REQUIRED TASK
Retype each record shown below, leaving every character as it is.

EXERCISE INPUT
/---

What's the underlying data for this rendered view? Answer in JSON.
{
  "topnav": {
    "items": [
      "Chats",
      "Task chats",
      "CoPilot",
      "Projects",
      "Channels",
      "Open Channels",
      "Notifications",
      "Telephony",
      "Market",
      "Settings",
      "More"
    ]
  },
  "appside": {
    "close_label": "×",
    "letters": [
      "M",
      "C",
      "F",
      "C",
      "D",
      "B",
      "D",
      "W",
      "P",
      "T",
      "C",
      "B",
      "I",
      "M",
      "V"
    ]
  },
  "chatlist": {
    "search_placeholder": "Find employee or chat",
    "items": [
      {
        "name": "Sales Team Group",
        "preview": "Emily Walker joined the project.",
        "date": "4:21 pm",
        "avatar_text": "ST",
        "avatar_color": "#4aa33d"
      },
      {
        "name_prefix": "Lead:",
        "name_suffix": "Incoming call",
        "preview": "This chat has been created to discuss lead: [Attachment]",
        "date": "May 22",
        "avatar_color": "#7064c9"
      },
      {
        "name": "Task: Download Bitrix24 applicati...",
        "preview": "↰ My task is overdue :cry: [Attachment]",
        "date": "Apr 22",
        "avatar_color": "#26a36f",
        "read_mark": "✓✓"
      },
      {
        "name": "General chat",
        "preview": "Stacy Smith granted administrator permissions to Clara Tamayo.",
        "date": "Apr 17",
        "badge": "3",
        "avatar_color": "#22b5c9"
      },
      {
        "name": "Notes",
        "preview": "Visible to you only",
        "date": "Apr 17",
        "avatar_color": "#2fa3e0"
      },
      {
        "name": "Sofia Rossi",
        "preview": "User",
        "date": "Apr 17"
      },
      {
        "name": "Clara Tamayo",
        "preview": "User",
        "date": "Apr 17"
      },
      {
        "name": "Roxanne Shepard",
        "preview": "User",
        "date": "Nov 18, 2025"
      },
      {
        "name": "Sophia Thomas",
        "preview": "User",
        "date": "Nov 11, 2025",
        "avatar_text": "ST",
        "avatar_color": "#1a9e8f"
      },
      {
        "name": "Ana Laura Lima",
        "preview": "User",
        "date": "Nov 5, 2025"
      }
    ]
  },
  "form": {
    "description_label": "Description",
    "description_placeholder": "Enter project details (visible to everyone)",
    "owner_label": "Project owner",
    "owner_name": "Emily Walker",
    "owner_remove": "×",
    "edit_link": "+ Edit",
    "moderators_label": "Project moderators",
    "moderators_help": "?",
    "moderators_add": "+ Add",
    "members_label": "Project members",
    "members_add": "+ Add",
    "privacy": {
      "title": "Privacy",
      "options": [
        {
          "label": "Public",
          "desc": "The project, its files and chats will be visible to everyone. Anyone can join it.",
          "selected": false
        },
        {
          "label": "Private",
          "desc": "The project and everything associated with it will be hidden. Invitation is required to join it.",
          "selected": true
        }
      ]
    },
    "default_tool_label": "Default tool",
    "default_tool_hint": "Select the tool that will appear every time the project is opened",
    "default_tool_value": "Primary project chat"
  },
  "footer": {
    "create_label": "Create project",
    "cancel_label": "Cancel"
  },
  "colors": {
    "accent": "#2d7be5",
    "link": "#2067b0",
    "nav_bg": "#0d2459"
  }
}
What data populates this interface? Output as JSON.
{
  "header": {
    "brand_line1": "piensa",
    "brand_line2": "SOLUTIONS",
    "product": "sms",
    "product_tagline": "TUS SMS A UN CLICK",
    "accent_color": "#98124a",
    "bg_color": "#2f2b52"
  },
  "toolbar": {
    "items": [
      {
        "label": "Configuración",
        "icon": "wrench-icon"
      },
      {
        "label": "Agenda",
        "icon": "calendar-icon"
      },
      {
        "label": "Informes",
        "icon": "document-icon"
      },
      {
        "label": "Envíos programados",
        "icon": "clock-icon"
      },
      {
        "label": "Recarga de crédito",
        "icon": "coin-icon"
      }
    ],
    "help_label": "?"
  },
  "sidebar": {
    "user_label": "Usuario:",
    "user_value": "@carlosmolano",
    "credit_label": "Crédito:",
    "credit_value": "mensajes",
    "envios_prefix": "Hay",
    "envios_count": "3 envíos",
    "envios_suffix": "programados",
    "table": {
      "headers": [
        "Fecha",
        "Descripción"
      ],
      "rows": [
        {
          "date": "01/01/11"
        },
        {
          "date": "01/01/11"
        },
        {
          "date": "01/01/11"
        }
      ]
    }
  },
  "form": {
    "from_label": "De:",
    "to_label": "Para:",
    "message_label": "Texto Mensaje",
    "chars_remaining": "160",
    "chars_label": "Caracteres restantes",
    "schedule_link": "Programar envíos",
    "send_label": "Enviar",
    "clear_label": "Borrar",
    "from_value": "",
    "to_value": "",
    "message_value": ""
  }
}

\---

EXERCISE RESULT
What's the underlying data for this rendered view? Answer in JSON.
{
  "topnav": {
    "items": [
      "Chats",
      "Task chats",
      "CoPilot",
      "Projects",
      "Channels",
      "Open Channels",
      "Notifications",
      "Telephony",
      "Market",
      "Settings",
      "More"
    ]
  },
  "appside": {
    "close_label": "×",
    "letters": [
      "M",
      "C",
      "F",
      "C",
      "D",
      "B",
      "D",
      "W",
      "P",
      "T",
      "C",
      "B",
      "I",
      "M",
      "V"
    ]
  },
  "chatlist": {
    "search_placeholder": "Find employee or chat",
    "items": [
      {
        "name": "Sales Team Group",
        "preview": "Emily Walker joined the project.",
        "date": "4:21 pm",
        "avatar_text": "ST",
        "avatar_color": "#4aa33d"
      },
      {
        "name_prefix": "Lead:",
        "name_suffix": "Incoming call",
        "preview": "This chat has been created to discuss lead: [Attachment]",
        "date": "May 22",
        "avatar_color": "#7064c9"
      },
      {
        "name": "Task: Download Bitrix24 applicati...",
        "preview": "↰ My task is overdue :cry: [Attachment]",
        "date": "Apr 22",
        "avatar_color": "#26a36f",
        "read_mark": "✓✓"
      },
      {
        "name": "General chat",
        "preview": "Stacy Smith granted administrator permissions to Clara Tamayo.",
        "date": "Apr 17",
        "badge": "3",
        "avatar_color": "#22b5c9"
      },
      {
        "name": "Notes",
        "preview": "Visible to you only",
        "date": "Apr 17",
        "avatar_color": "#2fa3e0"
      },
      {
        "name": "Sofia Rossi",
        "preview": "User",
        "date": "Apr 17"
      },
      {
        "name": "Clara Tamayo",
        "preview": "User",
        "date": "Apr 17"
      },
      {
        "name": "Roxanne Shepard",
        "preview": "User",
        "date": "Nov 18, 2025"
      },
      {
        "name": "Sophia Thomas",
        "preview": "User",
        "date": "Nov 11, 2025",
        "avatar_text": "ST",
        "avatar_color": "#1a9e8f"
      },
      {
        "name": "Ana Laura Lima",
        "preview": "User",
        "date": "Nov 5, 2025"
      }
    ]
  },
  "form": {
    "description_label": "Description",
    "description_placeholder": "Enter project details (visible to everyone)",
    "owner_label": "Project owner",
    "owner_name": "Emily Walker",
    "owner_remove": "×",
    "edit_link": "+ Edit",
    "moderators_label": "Project moderators",
    "moderators_help": "?",
    "moderators_add": "+ Add",
    "members_label": "Project members",
    "members_add": "+ Add",
    "privacy": {
      "title": "Privacy",
      "options": [
        {
          "label": "Public",
          "desc": "The project, its files and chats will be visible to everyone. Anyone can join it.",
          "selected": false
        },
        {
          "label": "Private",
          "desc": "The project and everything associated with it will be hidden. Invitation is required to join it.",
          "selected": true
        }
      ]
    },
    "default_tool_label": "Default tool",
    "default_tool_hint": "Select the tool that will appear every time the project is opened",
    "default_tool_value": "Primary project chat"
  },
  "footer": {
    "create_label": "Create project",
    "cancel_label": "Cancel"
  },
  "colors": {
    "accent": "#2d7be5",
    "link": "#2067b0",
    "nav_bg": "#0d2459"
  }
}
What data populates this interface? Output as JSON.
{
  "header": {
    "brand_line1": "piensa",
    "brand_line2": "SOLUTIONS",
    "product": "sms",
    "product_tagline": "TUS SMS A UN CLICK",
    "accent_color": "#98124a",
    "bg_color": "#2f2b52"
  },
  "toolbar": {
    "items": [
      {
        "label": "Configuración",
        "icon": "wrench-icon"
      },
      {
        "label": "Agenda",
        "icon": "calendar-icon"
      },
      {
        "label": "Informes",
        "icon": "document-icon"
      },
      {
        "label": "Envíos programados",
        "icon": "clock-icon"
      },
      {
        "label": "Recarga de crédito",
        "icon": "coin-icon"
      }
    ],
    "help_label": "?"
  },
  "sidebar": {
    "user_label": "Usuario:",
    "user_value": "@carlosmolano",
    "credit_label": "Crédito:",
    "credit_value": "mensajes",
    "envios_prefix": "Hay",
    "envios_count": "3 envíos",
    "envios_suffix": "programados",
    "table": {
      "headers": [
        "Fecha",
        "Descripción"
      ],
      "rows": [
        {
          "date": "01/01/11"
        },
        {
          "date": "01/01/11"
        },
        {
          "date": "01/01/11"
        }
      ]
    }
  },
  "form": {
    "from_label": "De:",
    "to_label": "Para:",
    "message_label": "Texto Mensaje",
    "chars_remaining": "160",
    "chars_label": "Caracteres restantes",
    "schedule_link": "Programar envíos",
    "send_label": "Enviar",
    "clear_label": "Borrar",
    "from_value": "",
    "to_value": "",
    "message_value": ""
  }
}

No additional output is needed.